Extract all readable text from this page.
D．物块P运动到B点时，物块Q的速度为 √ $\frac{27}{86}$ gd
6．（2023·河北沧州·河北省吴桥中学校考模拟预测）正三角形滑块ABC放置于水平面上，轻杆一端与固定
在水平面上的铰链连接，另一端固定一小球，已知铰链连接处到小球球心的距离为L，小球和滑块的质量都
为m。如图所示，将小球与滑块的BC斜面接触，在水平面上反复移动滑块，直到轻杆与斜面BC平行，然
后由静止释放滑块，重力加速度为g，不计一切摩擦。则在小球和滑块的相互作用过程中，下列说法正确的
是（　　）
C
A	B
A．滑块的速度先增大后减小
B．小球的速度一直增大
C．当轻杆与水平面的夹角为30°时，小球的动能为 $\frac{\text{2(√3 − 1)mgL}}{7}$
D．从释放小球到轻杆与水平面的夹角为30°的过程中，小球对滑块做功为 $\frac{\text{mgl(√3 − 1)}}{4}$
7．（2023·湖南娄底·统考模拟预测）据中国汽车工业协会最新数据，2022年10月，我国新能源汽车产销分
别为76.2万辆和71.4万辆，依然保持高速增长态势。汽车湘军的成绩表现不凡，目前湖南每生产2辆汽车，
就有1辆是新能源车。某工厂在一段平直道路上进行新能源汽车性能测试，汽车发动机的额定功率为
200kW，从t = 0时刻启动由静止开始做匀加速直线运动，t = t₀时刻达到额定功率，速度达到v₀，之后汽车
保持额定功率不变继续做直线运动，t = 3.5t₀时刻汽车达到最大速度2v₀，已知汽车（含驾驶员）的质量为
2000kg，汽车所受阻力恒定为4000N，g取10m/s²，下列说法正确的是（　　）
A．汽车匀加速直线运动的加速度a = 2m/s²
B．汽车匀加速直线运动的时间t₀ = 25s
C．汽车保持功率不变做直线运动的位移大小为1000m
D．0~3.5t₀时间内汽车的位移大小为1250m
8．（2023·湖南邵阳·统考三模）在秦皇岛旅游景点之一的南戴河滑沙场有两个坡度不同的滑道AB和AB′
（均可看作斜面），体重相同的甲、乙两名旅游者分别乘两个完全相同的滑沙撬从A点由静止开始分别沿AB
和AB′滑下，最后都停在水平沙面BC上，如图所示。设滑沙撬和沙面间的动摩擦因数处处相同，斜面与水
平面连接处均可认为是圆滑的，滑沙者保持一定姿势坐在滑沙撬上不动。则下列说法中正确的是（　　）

------------------------------------------------------------

# [Short task]
What is the number of lines in the listing above that contain the string "frac"? Give only the number.

# [In response]
3